Document passage:
■ ■ ■

Motivation to preserve digital materials
The respondents were asked to state what motivated them to preserve digital materials in their institutions. All of the 22 (100%) respondents stated that they preserve digital materials to ensure long-term access to digital resources whilst the majority of respondents stated the desire to promote library services with the combined score of 21 (95.5%), managing digital content with a combined score of 21 (95.5%), interest in digital technologies with a combined score of 18 (81.8%) and increased application of digital technologies with a combined score of 17 (77.3%), as shown in Table 1.
TABLE 1: Motivation for digital preservation. |
Other motivating factors for the adoption of digital preservation were pressure from other institutions in the developed countries with a combined score of 15 (68.2%), competition amongst academic institutions with a combined score of 14 (63.6%), pressure from researchers 14 (63.6%) and pressure from library users with a combined score of 13 (59.1%). Respondents generally responded positively and the overall responses show that academic libraries acknowledged the need for digital preservation practices.

■ ■ ■

Data:

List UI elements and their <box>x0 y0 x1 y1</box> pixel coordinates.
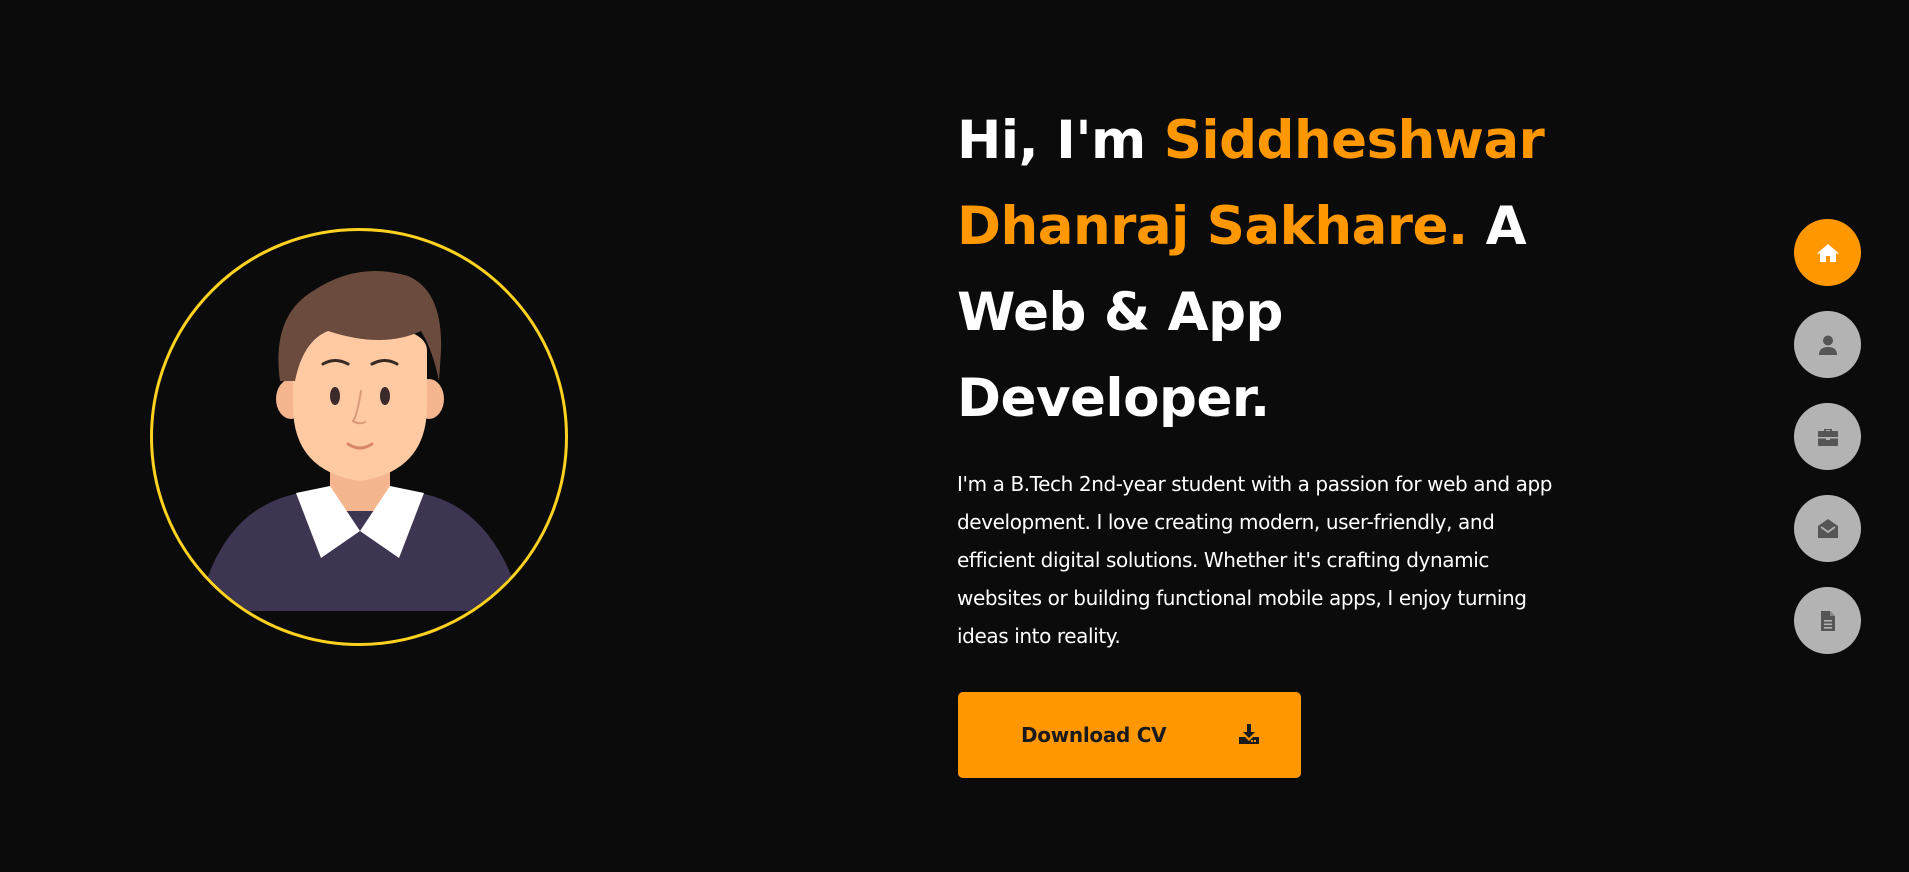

■ ■ ■

Tasks and exercises:
1/ Answer each question from the passage on motivation for digital preservation.
(a) How many respondents said they preserve digital materials to ensure long-term access to digital resources?
(b) What combined score did competition amongst academic institutions receive?
(c) What combined score did pressure from library users receive?
2/ Rewrite the passage on motivation for digital preservation starting with "TABLE 1: Motivation" and going on through "digital preservation practices.". Replace "competition" with "rivalry".
3/ Extend the passage on motivation for digital preservation, picking up from its end.

Answers to the exercises:
1/
(a) All 22 respondents (100%).
(b) 14 (63.6%).
(c) 13 (59.1%).

2/
TABLE 1: Motivation for digital preservation. |
Other motivating factors for the adoption of digital preservation were pressure from other institutions in the developed countries with a combined score of 15 (68.2%), rivalry amongst academic institutions with a combined score of 14 (63.6%), pressure from researchers 14 (63.6%) and pressure from library users with a combined score of 13 (59.1%). Respondents generally responded positively and the overall responses show that academic libraries acknowledged the need for digital preservation practices.

3/
Development of institutional repositories
Literature reveals that in South Africa, the majority of academic institutions developed IRs in an attempt to manage and preserve scholarly outputs in their libraries (Pienaar & Van de Venter 2008). In this regard, the respondents were asked whether they developed IRs in their institutions, and all of the respondents 22 (100%) reported that their institutions implemented IRs. Furthermore, those who agreed that they do have IRs were also asked to state the purpose of the institutional repository in their institutions. The findings revealed increasing the dissemination of research output by researchers and ensuring long-term accessibility of digital resources both with the same score of 22 (100%), providing a central storage space for intellectual output of an institution and improving visibility to research output both with the same score of 21 (95.5%) and enhancing academic communication by allowing global users to comment on pre-prints it stored 19 (86.4%). In a nutshell, almost all the participants acknowledged the benefits of IRs.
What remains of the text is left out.